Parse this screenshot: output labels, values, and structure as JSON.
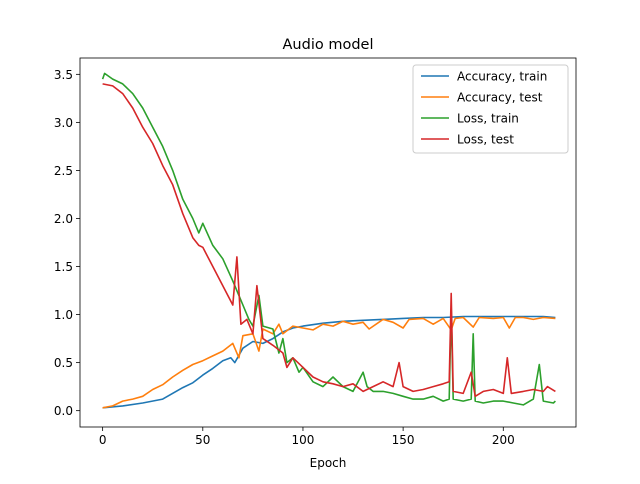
{
  "chart_data": {
    "type": "line",
    "title": "Audio model",
    "xlabel": "Epoch",
    "ylabel": "",
    "xlim": [
      -11.3,
      236.3
    ],
    "ylim": [
      -0.17,
      3.67
    ],
    "xticks": [
      0,
      50,
      100,
      150,
      200
    ],
    "yticks": [
      0.0,
      0.5,
      1.0,
      1.5,
      2.0,
      2.5,
      3.0,
      3.5
    ],
    "xtick_labels": [
      "0",
      "50",
      "100",
      "150",
      "200"
    ],
    "ytick_labels": [
      "0.0",
      "0.5",
      "1.0",
      "1.5",
      "2.0",
      "2.5",
      "3.0",
      "3.5"
    ],
    "legend_position": "top-right",
    "grid": false,
    "series": [
      {
        "name": "Accuracy, train",
        "color": "#1f77b4",
        "points": [
          [
            0,
            0.03
          ],
          [
            10,
            0.05
          ],
          [
            20,
            0.08
          ],
          [
            30,
            0.12
          ],
          [
            40,
            0.24
          ],
          [
            45,
            0.29
          ],
          [
            50,
            0.37
          ],
          [
            55,
            0.44
          ],
          [
            60,
            0.52
          ],
          [
            64,
            0.55
          ],
          [
            66,
            0.5
          ],
          [
            70,
            0.65
          ],
          [
            75,
            0.72
          ],
          [
            80,
            0.7
          ],
          [
            85,
            0.75
          ],
          [
            90,
            0.82
          ],
          [
            95,
            0.86
          ],
          [
            100,
            0.88
          ],
          [
            110,
            0.91
          ],
          [
            120,
            0.93
          ],
          [
            130,
            0.94
          ],
          [
            140,
            0.95
          ],
          [
            150,
            0.96
          ],
          [
            160,
            0.97
          ],
          [
            170,
            0.97
          ],
          [
            180,
            0.98
          ],
          [
            190,
            0.98
          ],
          [
            200,
            0.98
          ],
          [
            210,
            0.98
          ],
          [
            220,
            0.98
          ],
          [
            226,
            0.97
          ]
        ]
      },
      {
        "name": "Accuracy, test",
        "color": "#ff7f0e",
        "points": [
          [
            0,
            0.03
          ],
          [
            5,
            0.05
          ],
          [
            10,
            0.1
          ],
          [
            15,
            0.12
          ],
          [
            20,
            0.15
          ],
          [
            25,
            0.22
          ],
          [
            30,
            0.27
          ],
          [
            35,
            0.35
          ],
          [
            40,
            0.42
          ],
          [
            45,
            0.48
          ],
          [
            50,
            0.52
          ],
          [
            55,
            0.57
          ],
          [
            60,
            0.62
          ],
          [
            65,
            0.7
          ],
          [
            68,
            0.55
          ],
          [
            70,
            0.78
          ],
          [
            75,
            0.8
          ],
          [
            78,
            0.62
          ],
          [
            80,
            0.85
          ],
          [
            85,
            0.8
          ],
          [
            88,
            0.9
          ],
          [
            90,
            0.8
          ],
          [
            95,
            0.88
          ],
          [
            100,
            0.86
          ],
          [
            105,
            0.84
          ],
          [
            110,
            0.9
          ],
          [
            115,
            0.88
          ],
          [
            120,
            0.93
          ],
          [
            125,
            0.9
          ],
          [
            130,
            0.92
          ],
          [
            133,
            0.85
          ],
          [
            140,
            0.95
          ],
          [
            145,
            0.92
          ],
          [
            150,
            0.86
          ],
          [
            153,
            0.95
          ],
          [
            160,
            0.96
          ],
          [
            165,
            0.9
          ],
          [
            170,
            0.96
          ],
          [
            174,
            0.84
          ],
          [
            176,
            0.96
          ],
          [
            180,
            0.97
          ],
          [
            185,
            0.87
          ],
          [
            188,
            0.97
          ],
          [
            195,
            0.96
          ],
          [
            200,
            0.97
          ],
          [
            203,
            0.86
          ],
          [
            206,
            0.97
          ],
          [
            210,
            0.97
          ],
          [
            215,
            0.95
          ],
          [
            220,
            0.97
          ],
          [
            226,
            0.96
          ]
        ]
      },
      {
        "name": "Loss, train",
        "color": "#2ca02c",
        "points": [
          [
            0,
            3.45
          ],
          [
            1,
            3.51
          ],
          [
            5,
            3.45
          ],
          [
            10,
            3.4
          ],
          [
            15,
            3.3
          ],
          [
            20,
            3.15
          ],
          [
            25,
            2.95
          ],
          [
            30,
            2.75
          ],
          [
            35,
            2.5
          ],
          [
            40,
            2.2
          ],
          [
            45,
            2.0
          ],
          [
            48,
            1.85
          ],
          [
            50,
            1.95
          ],
          [
            55,
            1.72
          ],
          [
            60,
            1.58
          ],
          [
            65,
            1.35
          ],
          [
            68,
            1.2
          ],
          [
            70,
            1.1
          ],
          [
            73,
            0.95
          ],
          [
            75,
            0.88
          ],
          [
            78,
            1.2
          ],
          [
            80,
            0.88
          ],
          [
            85,
            0.85
          ],
          [
            88,
            0.6
          ],
          [
            90,
            0.75
          ],
          [
            92,
            0.5
          ],
          [
            95,
            0.55
          ],
          [
            98,
            0.4
          ],
          [
            100,
            0.45
          ],
          [
            105,
            0.3
          ],
          [
            110,
            0.25
          ],
          [
            115,
            0.35
          ],
          [
            120,
            0.25
          ],
          [
            125,
            0.2
          ],
          [
            130,
            0.4
          ],
          [
            132,
            0.25
          ],
          [
            135,
            0.2
          ],
          [
            140,
            0.2
          ],
          [
            145,
            0.18
          ],
          [
            150,
            0.15
          ],
          [
            155,
            0.12
          ],
          [
            160,
            0.12
          ],
          [
            165,
            0.15
          ],
          [
            170,
            0.1
          ],
          [
            173,
            0.12
          ],
          [
            174,
            1.06
          ],
          [
            175,
            0.12
          ],
          [
            180,
            0.1
          ],
          [
            184,
            0.12
          ],
          [
            185,
            0.8
          ],
          [
            186,
            0.1
          ],
          [
            190,
            0.08
          ],
          [
            195,
            0.1
          ],
          [
            200,
            0.1
          ],
          [
            205,
            0.08
          ],
          [
            210,
            0.06
          ],
          [
            215,
            0.12
          ],
          [
            218,
            0.48
          ],
          [
            220,
            0.1
          ],
          [
            225,
            0.08
          ],
          [
            226,
            0.1
          ]
        ]
      },
      {
        "name": "Loss, test",
        "color": "#d62728",
        "points": [
          [
            0,
            3.4
          ],
          [
            5,
            3.38
          ],
          [
            10,
            3.3
          ],
          [
            15,
            3.15
          ],
          [
            20,
            2.95
          ],
          [
            25,
            2.78
          ],
          [
            30,
            2.55
          ],
          [
            35,
            2.35
          ],
          [
            40,
            2.05
          ],
          [
            45,
            1.8
          ],
          [
            48,
            1.72
          ],
          [
            50,
            1.7
          ],
          [
            55,
            1.5
          ],
          [
            60,
            1.3
          ],
          [
            65,
            1.1
          ],
          [
            67,
            1.6
          ],
          [
            69,
            0.9
          ],
          [
            72,
            0.95
          ],
          [
            75,
            0.8
          ],
          [
            77,
            1.3
          ],
          [
            80,
            0.75
          ],
          [
            85,
            0.68
          ],
          [
            90,
            0.6
          ],
          [
            92,
            0.45
          ],
          [
            95,
            0.55
          ],
          [
            100,
            0.45
          ],
          [
            105,
            0.35
          ],
          [
            110,
            0.3
          ],
          [
            115,
            0.28
          ],
          [
            120,
            0.25
          ],
          [
            125,
            0.28
          ],
          [
            130,
            0.2
          ],
          [
            135,
            0.25
          ],
          [
            140,
            0.3
          ],
          [
            145,
            0.25
          ],
          [
            148,
            0.5
          ],
          [
            150,
            0.25
          ],
          [
            155,
            0.2
          ],
          [
            160,
            0.22
          ],
          [
            165,
            0.25
          ],
          [
            170,
            0.28
          ],
          [
            173,
            0.3
          ],
          [
            174,
            1.22
          ],
          [
            175,
            0.2
          ],
          [
            180,
            0.18
          ],
          [
            184,
            0.4
          ],
          [
            186,
            0.15
          ],
          [
            190,
            0.2
          ],
          [
            195,
            0.22
          ],
          [
            200,
            0.18
          ],
          [
            202,
            0.55
          ],
          [
            204,
            0.18
          ],
          [
            210,
            0.2
          ],
          [
            215,
            0.22
          ],
          [
            220,
            0.2
          ],
          [
            222,
            0.25
          ],
          [
            226,
            0.2
          ]
        ]
      }
    ]
  }
}
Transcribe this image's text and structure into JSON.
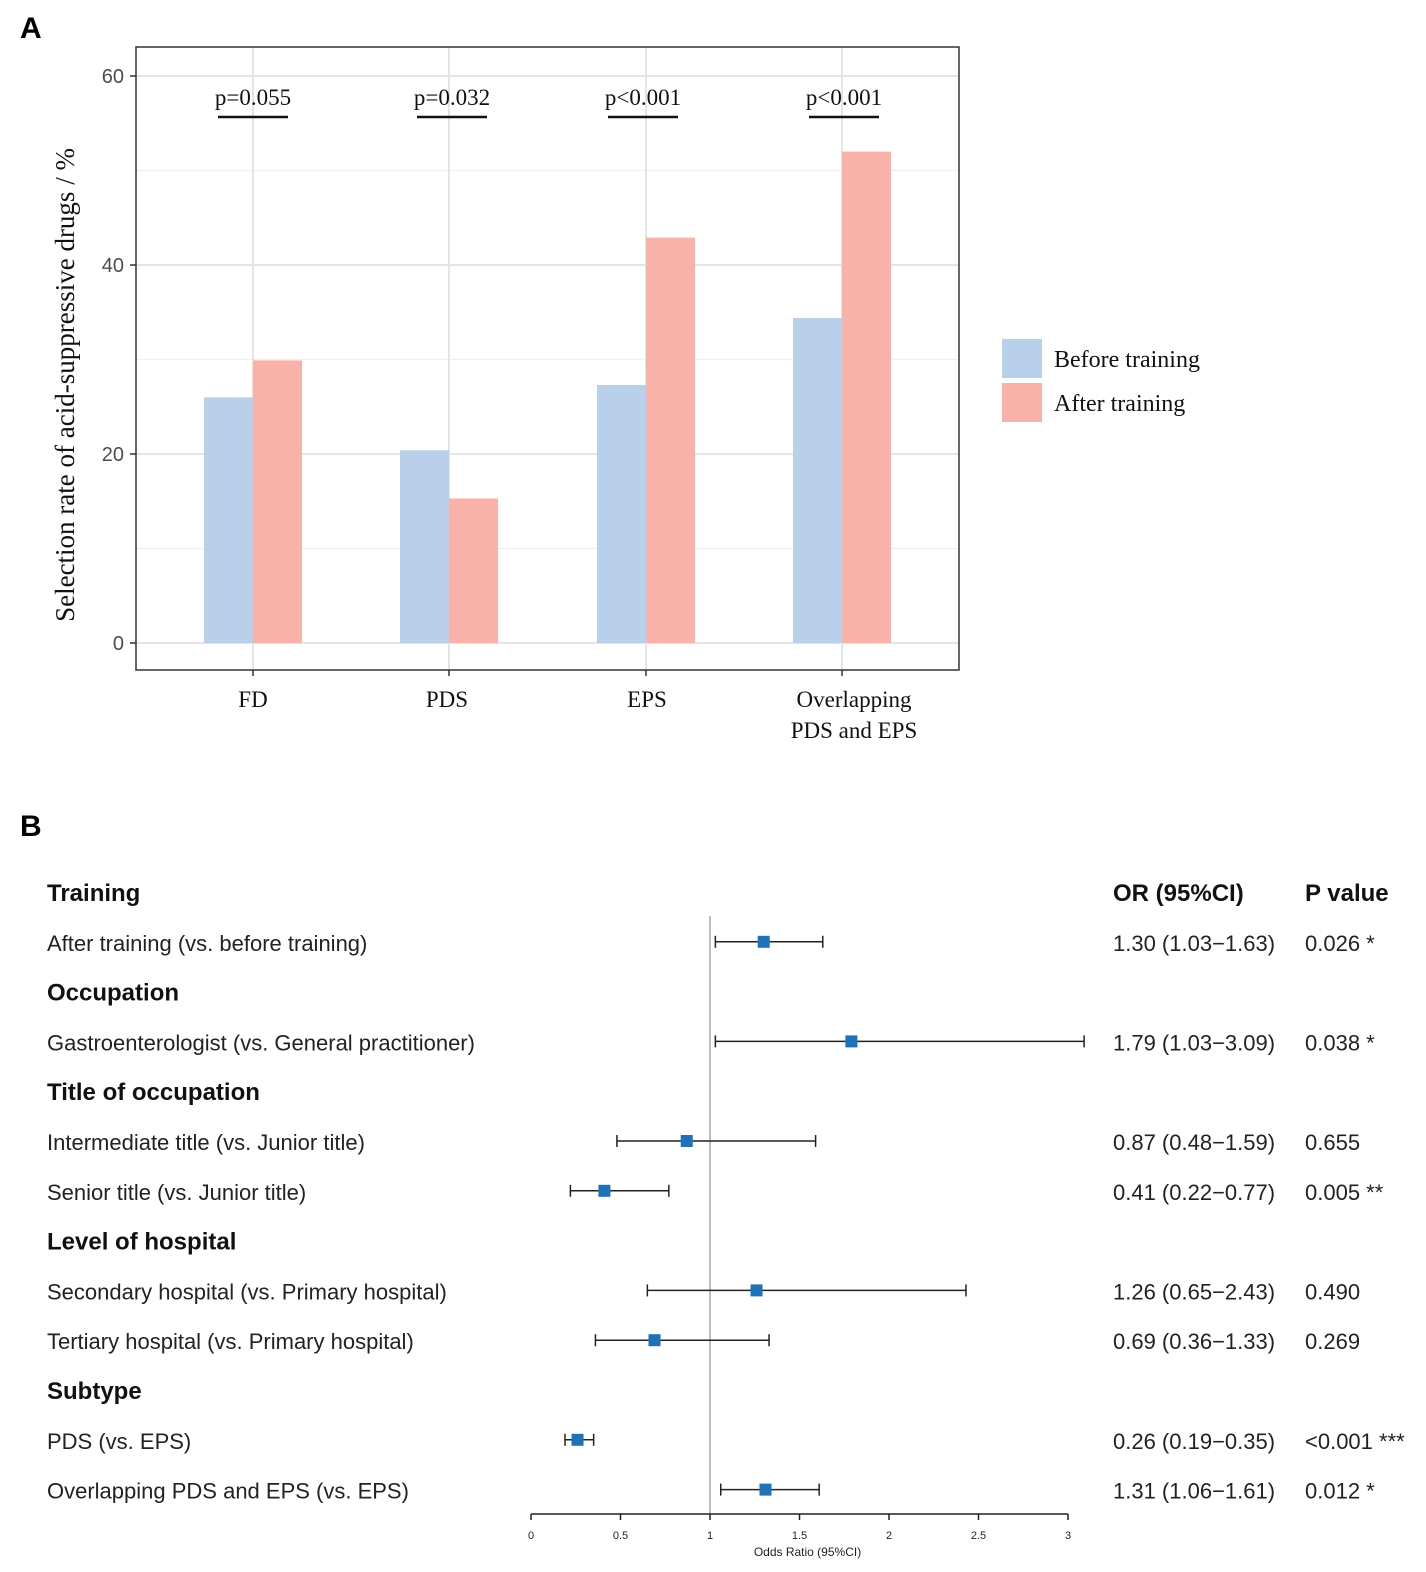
{
  "panels": {
    "a": "A",
    "b": "B"
  },
  "chart_data": [
    {
      "type": "bar",
      "ylabel": "Selection rate of acid-suppressive drugs / %",
      "ylim": [
        0,
        63
      ],
      "yticks": [
        "0",
        "20",
        "40",
        "60"
      ],
      "categories": [
        "FD",
        "PDS",
        "EPS",
        "Overlapping PDS and EPS"
      ],
      "category_lines": [
        [
          "FD"
        ],
        [
          "PDS"
        ],
        [
          "EPS"
        ],
        [
          "Overlapping",
          "PDS and EPS"
        ]
      ],
      "series": [
        {
          "name": "Before training",
          "color": "#B8D0EA",
          "values": [
            26.0,
            20.4,
            27.3,
            34.4
          ]
        },
        {
          "name": "After training",
          "color": "#F8B2AA",
          "values": [
            29.9,
            15.3,
            42.9,
            52.0
          ]
        }
      ],
      "annotations": [
        "p=0.055",
        "p=0.032",
        "p<0.001",
        "p<0.001"
      ],
      "legend": "right",
      "grid": true
    },
    {
      "type": "forest",
      "xlabel": "Odds Ratio (95%CI)",
      "xlim": [
        0,
        3
      ],
      "xticks": [
        "0",
        "0.5",
        "1",
        "1.5",
        "2",
        "2.5",
        "3"
      ],
      "reference": 1,
      "header": {
        "or": "OR (95%CI)",
        "p": "P value"
      },
      "marker_color": "#1F72B8",
      "rows": [
        {
          "kind": "group",
          "label": "Training"
        },
        {
          "kind": "item",
          "label": "After training (vs. before training)",
          "or": 1.3,
          "lo": 1.03,
          "hi": 1.63,
          "or_text": "1.30 (1.03−1.63)",
          "p_text": "0.026 *"
        },
        {
          "kind": "group",
          "label": "Occupation"
        },
        {
          "kind": "item",
          "label": "Gastroenterologist (vs. General practitioner)",
          "or": 1.79,
          "lo": 1.03,
          "hi": 3.09,
          "or_text": "1.79 (1.03−3.09)",
          "p_text": "0.038 *"
        },
        {
          "kind": "group",
          "label": "Title of occupation"
        },
        {
          "kind": "item",
          "label": "Intermediate title (vs. Junior title)",
          "or": 0.87,
          "lo": 0.48,
          "hi": 1.59,
          "or_text": "0.87 (0.48−1.59)",
          "p_text": "0.655"
        },
        {
          "kind": "item",
          "label": "Senior title (vs. Junior title)",
          "or": 0.41,
          "lo": 0.22,
          "hi": 0.77,
          "or_text": "0.41 (0.22−0.77)",
          "p_text": "0.005 **"
        },
        {
          "kind": "group",
          "label": "Level of hospital"
        },
        {
          "kind": "item",
          "label": "Secondary hospital (vs. Primary hospital)",
          "or": 1.26,
          "lo": 0.65,
          "hi": 2.43,
          "or_text": "1.26 (0.65−2.43)",
          "p_text": "0.490"
        },
        {
          "kind": "item",
          "label": "Tertiary hospital (vs. Primary hospital)",
          "or": 0.69,
          "lo": 0.36,
          "hi": 1.33,
          "or_text": "0.69 (0.36−1.33)",
          "p_text": "0.269"
        },
        {
          "kind": "group",
          "label": "Subtype"
        },
        {
          "kind": "item",
          "label": "PDS (vs. EPS)",
          "or": 0.26,
          "lo": 0.19,
          "hi": 0.35,
          "or_text": "0.26 (0.19−0.35)",
          "p_text": "<0.001 ***"
        },
        {
          "kind": "item",
          "label": "Overlapping PDS and EPS  (vs. EPS)",
          "or": 1.31,
          "lo": 1.06,
          "hi": 1.61,
          "or_text": "1.31 (1.06−1.61)",
          "p_text": "0.012 *"
        }
      ]
    }
  ]
}
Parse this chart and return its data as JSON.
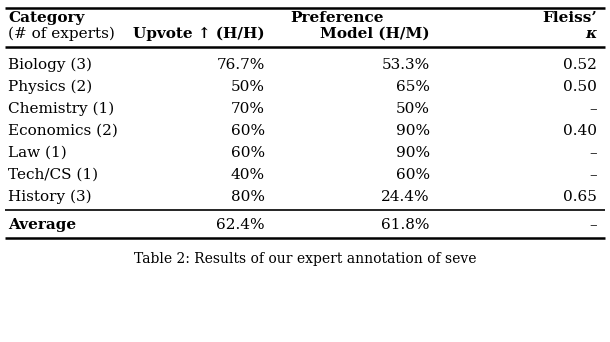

▸ **WHAT THE TASK ASKS**
Choose all lines containing the string "Parse" and copy them out.

▸ **COMPLETE ANSWER**
Parse this screenshot: output labels, values, and structure as JSON.
Parse this chart and return its data as JSON.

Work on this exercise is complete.